Dataset entries:

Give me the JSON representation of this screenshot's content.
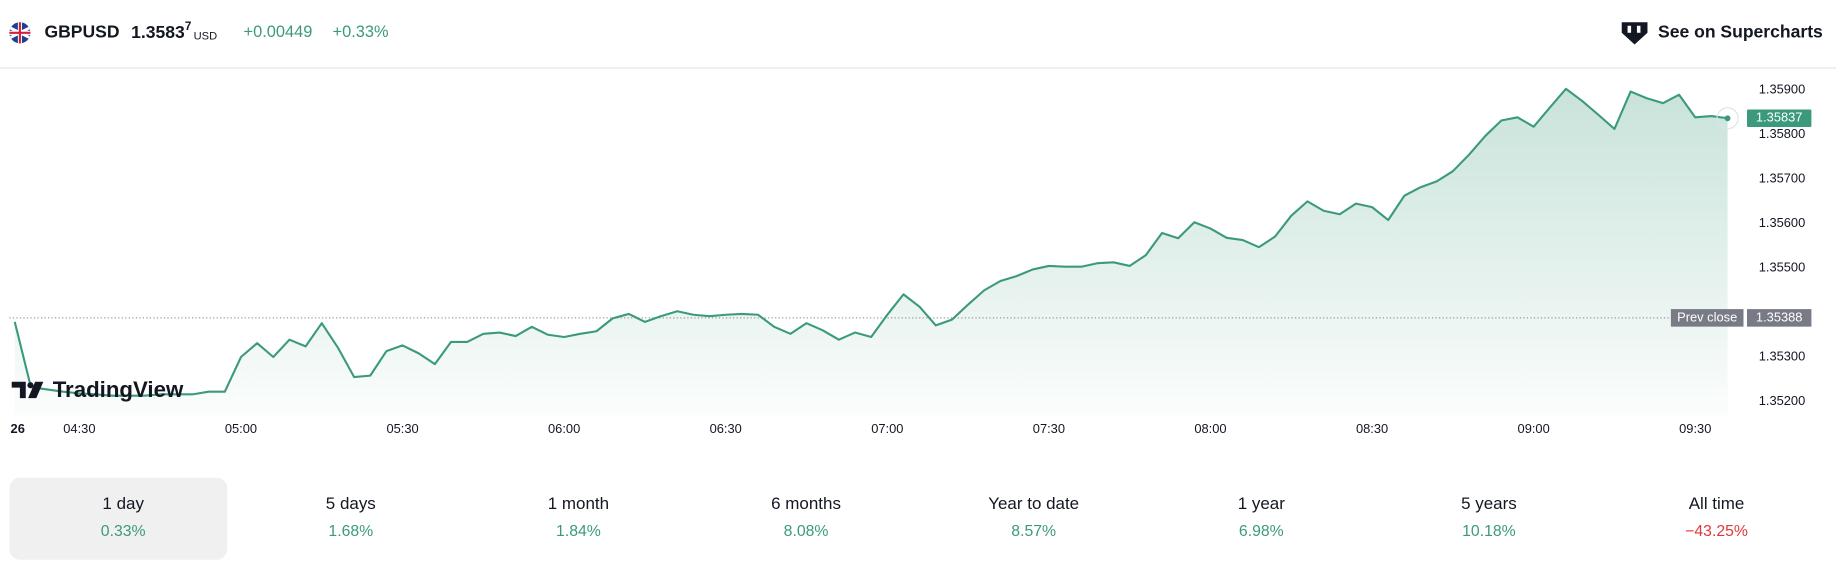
{
  "header": {
    "symbol": "GBPUSD",
    "price": "1.3583",
    "price_pip": "7",
    "currency": "USD",
    "change": "+0.00449",
    "change_percent": "+0.33%",
    "cta": "See on Supercharts"
  },
  "logo": "TradingView",
  "colors": {
    "up": "#3b9a7c",
    "down": "#e2373b"
  },
  "chart_data": {
    "type": "area",
    "color": "#3b9a7c",
    "date_label": "26",
    "x": [
      "04:18",
      "04:21",
      "04:24",
      "04:27",
      "04:30",
      "04:33",
      "04:36",
      "04:39",
      "04:42",
      "04:45",
      "04:48",
      "04:51",
      "04:54",
      "04:57",
      "05:00",
      "05:03",
      "05:06",
      "05:09",
      "05:12",
      "05:15",
      "05:18",
      "05:21",
      "05:24",
      "05:27",
      "05:30",
      "05:33",
      "05:36",
      "05:39",
      "05:42",
      "05:45",
      "05:48",
      "05:51",
      "05:54",
      "05:57",
      "06:00",
      "06:03",
      "06:06",
      "06:09",
      "06:12",
      "06:15",
      "06:18",
      "06:21",
      "06:24",
      "06:27",
      "06:30",
      "06:33",
      "06:36",
      "06:39",
      "06:42",
      "06:45",
      "06:48",
      "06:51",
      "06:54",
      "06:57",
      "07:00",
      "07:03",
      "07:06",
      "07:09",
      "07:12",
      "07:15",
      "07:18",
      "07:21",
      "07:24",
      "07:27",
      "07:30",
      "07:33",
      "07:36",
      "07:39",
      "07:42",
      "07:45",
      "07:48",
      "07:51",
      "07:54",
      "07:57",
      "08:00",
      "08:03",
      "08:06",
      "08:09",
      "08:12",
      "08:15",
      "08:18",
      "08:21",
      "08:24",
      "08:27",
      "08:30",
      "08:33",
      "08:36",
      "08:39",
      "08:42",
      "08:45",
      "08:48",
      "08:51",
      "08:54",
      "08:57",
      "09:00",
      "09:03",
      "09:06",
      "09:09",
      "09:12",
      "09:15",
      "09:18",
      "09:21",
      "09:24",
      "09:27",
      "09:30",
      "09:33",
      "09:36"
    ],
    "values": [
      1.35379,
      1.35232,
      1.35227,
      1.35222,
      1.35218,
      1.35216,
      1.35213,
      1.35213,
      1.35213,
      1.35216,
      1.35216,
      1.35216,
      1.35222,
      1.35222,
      1.353,
      1.35331,
      1.353,
      1.35339,
      1.35324,
      1.35376,
      1.35321,
      1.35255,
      1.35258,
      1.35313,
      1.35326,
      1.35308,
      1.35284,
      1.35334,
      1.35334,
      1.35352,
      1.35355,
      1.35347,
      1.35368,
      1.3535,
      1.35345,
      1.35352,
      1.35358,
      1.35387,
      1.35397,
      1.35379,
      1.35392,
      1.35403,
      1.35395,
      1.35392,
      1.35395,
      1.35397,
      1.35395,
      1.35368,
      1.35352,
      1.35376,
      1.3536,
      1.35339,
      1.35355,
      1.35345,
      1.35395,
      1.35441,
      1.35413,
      1.35371,
      1.35384,
      1.35418,
      1.3545,
      1.35471,
      1.35482,
      1.35497,
      1.35505,
      1.35503,
      1.35503,
      1.35511,
      1.35513,
      1.35505,
      1.35529,
      1.35579,
      1.35567,
      1.35603,
      1.35589,
      1.35568,
      1.35563,
      1.35547,
      1.35571,
      1.35618,
      1.3565,
      1.35629,
      1.35621,
      1.35645,
      1.35637,
      1.35608,
      1.35663,
      1.35682,
      1.35695,
      1.35718,
      1.35755,
      1.35797,
      1.35832,
      1.35839,
      1.35818,
      1.35861,
      1.35903,
      1.35876,
      1.35845,
      1.35813,
      1.35897,
      1.35882,
      1.35871,
      1.3589,
      1.35839,
      1.35842,
      1.35837
    ],
    "xlim": [
      "04:17",
      "09:37"
    ],
    "xticks": [
      "04:30",
      "05:00",
      "05:30",
      "06:00",
      "06:30",
      "07:00",
      "07:30",
      "08:00",
      "08:30",
      "09:00",
      "09:30"
    ],
    "ylim": [
      1.35168,
      1.35945
    ],
    "yticks": [
      {
        "value": 1.359,
        "label": "1.35900"
      },
      {
        "value": 1.358,
        "label": "1.35800"
      },
      {
        "value": 1.357,
        "label": "1.35700"
      },
      {
        "value": 1.356,
        "label": "1.35600"
      },
      {
        "value": 1.355,
        "label": "1.35500"
      },
      {
        "value": 1.353,
        "label": "1.35300"
      },
      {
        "value": 1.352,
        "label": "1.35200"
      }
    ],
    "prev_close_label": "Prev close",
    "prev_close": 1.35388
  },
  "periods": [
    {
      "label": "1 day",
      "change": "0.33%",
      "selected": true
    },
    {
      "label": "5 days",
      "change": "1.68%"
    },
    {
      "label": "1 month",
      "change": "1.84%"
    },
    {
      "label": "6 months",
      "change": "8.08%"
    },
    {
      "label": "Year to date",
      "change": "8.57%"
    },
    {
      "label": "1 year",
      "change": "6.98%"
    },
    {
      "label": "5 years",
      "change": "10.18%"
    },
    {
      "label": "All time",
      "change": "−43.25%"
    }
  ]
}
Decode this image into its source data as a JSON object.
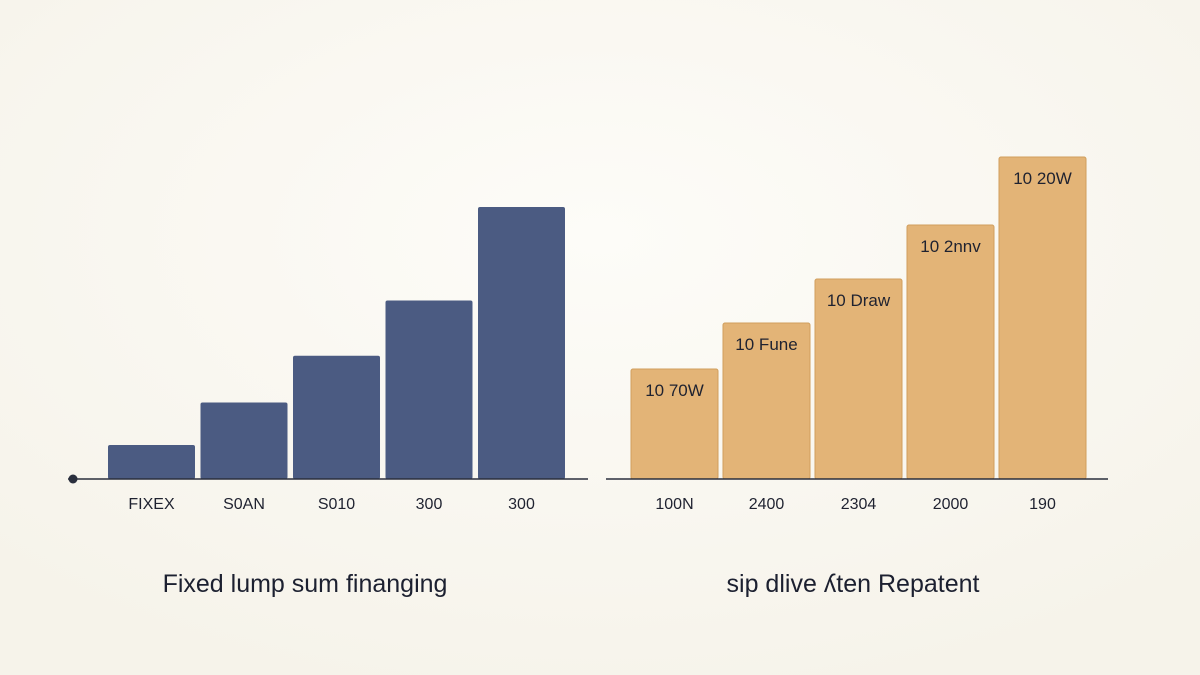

What is needed:
Transcribe all of the material exactly, leaving out whatever pictures it contains.

The output:
Give me the JSON representation of this screenshot's content.
{
  "header": {
    "symbol": "GBPUSD",
    "price": "1.3583",
    "price_pip": "7",
    "currency": "USD",
    "change": "+0.00449",
    "change_percent": "+0.33%",
    "cta": "See on Supercharts"
  },
  "logo": "TradingView",
  "colors": {
    "up": "#3b9a7c",
    "down": "#e2373b"
  },
  "chart_data": {
    "type": "area",
    "color": "#3b9a7c",
    "date_label": "26",
    "x": [
      "04:18",
      "04:21",
      "04:24",
      "04:27",
      "04:30",
      "04:33",
      "04:36",
      "04:39",
      "04:42",
      "04:45",
      "04:48",
      "04:51",
      "04:54",
      "04:57",
      "05:00",
      "05:03",
      "05:06",
      "05:09",
      "05:12",
      "05:15",
      "05:18",
      "05:21",
      "05:24",
      "05:27",
      "05:30",
      "05:33",
      "05:36",
      "05:39",
      "05:42",
      "05:45",
      "05:48",
      "05:51",
      "05:54",
      "05:57",
      "06:00",
      "06:03",
      "06:06",
      "06:09",
      "06:12",
      "06:15",
      "06:18",
      "06:21",
      "06:24",
      "06:27",
      "06:30",
      "06:33",
      "06:36",
      "06:39",
      "06:42",
      "06:45",
      "06:48",
      "06:51",
      "06:54",
      "06:57",
      "07:00",
      "07:03",
      "07:06",
      "07:09",
      "07:12",
      "07:15",
      "07:18",
      "07:21",
      "07:24",
      "07:27",
      "07:30",
      "07:33",
      "07:36",
      "07:39",
      "07:42",
      "07:45",
      "07:48",
      "07:51",
      "07:54",
      "07:57",
      "08:00",
      "08:03",
      "08:06",
      "08:09",
      "08:12",
      "08:15",
      "08:18",
      "08:21",
      "08:24",
      "08:27",
      "08:30",
      "08:33",
      "08:36",
      "08:39",
      "08:42",
      "08:45",
      "08:48",
      "08:51",
      "08:54",
      "08:57",
      "09:00",
      "09:03",
      "09:06",
      "09:09",
      "09:12",
      "09:15",
      "09:18",
      "09:21",
      "09:24",
      "09:27",
      "09:30",
      "09:33",
      "09:36"
    ],
    "values": [
      1.35379,
      1.35232,
      1.35227,
      1.35222,
      1.35218,
      1.35216,
      1.35213,
      1.35213,
      1.35213,
      1.35216,
      1.35216,
      1.35216,
      1.35222,
      1.35222,
      1.353,
      1.35331,
      1.353,
      1.35339,
      1.35324,
      1.35376,
      1.35321,
      1.35255,
      1.35258,
      1.35313,
      1.35326,
      1.35308,
      1.35284,
      1.35334,
      1.35334,
      1.35352,
      1.35355,
      1.35347,
      1.35368,
      1.3535,
      1.35345,
      1.35352,
      1.35358,
      1.35387,
      1.35397,
      1.35379,
      1.35392,
      1.35403,
      1.35395,
      1.35392,
      1.35395,
      1.35397,
      1.35395,
      1.35368,
      1.35352,
      1.35376,
      1.3536,
      1.35339,
      1.35355,
      1.35345,
      1.35395,
      1.35441,
      1.35413,
      1.35371,
      1.35384,
      1.35418,
      1.3545,
      1.35471,
      1.35482,
      1.35497,
      1.35505,
      1.35503,
      1.35503,
      1.35511,
      1.35513,
      1.35505,
      1.35529,
      1.35579,
      1.35567,
      1.35603,
      1.35589,
      1.35568,
      1.35563,
      1.35547,
      1.35571,
      1.35618,
      1.3565,
      1.35629,
      1.35621,
      1.35645,
      1.35637,
      1.35608,
      1.35663,
      1.35682,
      1.35695,
      1.35718,
      1.35755,
      1.35797,
      1.35832,
      1.35839,
      1.35818,
      1.35861,
      1.35903,
      1.35876,
      1.35845,
      1.35813,
      1.35897,
      1.35882,
      1.35871,
      1.3589,
      1.35839,
      1.35842,
      1.35837
    ],
    "xlim": [
      "04:17",
      "09:37"
    ],
    "xticks": [
      "04:30",
      "05:00",
      "05:30",
      "06:00",
      "06:30",
      "07:00",
      "07:30",
      "08:00",
      "08:30",
      "09:00",
      "09:30"
    ],
    "ylim": [
      1.35168,
      1.35945
    ],
    "yticks": [
      {
        "value": 1.359,
        "label": "1.35900"
      },
      {
        "value": 1.358,
        "label": "1.35800"
      },
      {
        "value": 1.357,
        "label": "1.35700"
      },
      {
        "value": 1.356,
        "label": "1.35600"
      },
      {
        "value": 1.355,
        "label": "1.35500"
      },
      {
        "value": 1.353,
        "label": "1.35300"
      },
      {
        "value": 1.352,
        "label": "1.35200"
      }
    ],
    "prev_close_label": "Prev close",
    "prev_close": 1.35388
  },
  "periods": [
    {
      "label": "1 day",
      "change": "0.33%",
      "selected": true
    },
    {
      "label": "5 days",
      "change": "1.68%"
    },
    {
      "label": "1 month",
      "change": "1.84%"
    },
    {
      "label": "6 months",
      "change": "8.08%"
    },
    {
      "label": "Year to date",
      "change": "8.57%"
    },
    {
      "label": "1 year",
      "change": "6.98%"
    },
    {
      "label": "5 years",
      "change": "10.18%"
    },
    {
      "label": "All time",
      "change": "−43.25%"
    }
  ]
}
Decode this image into its source data as a JSON object.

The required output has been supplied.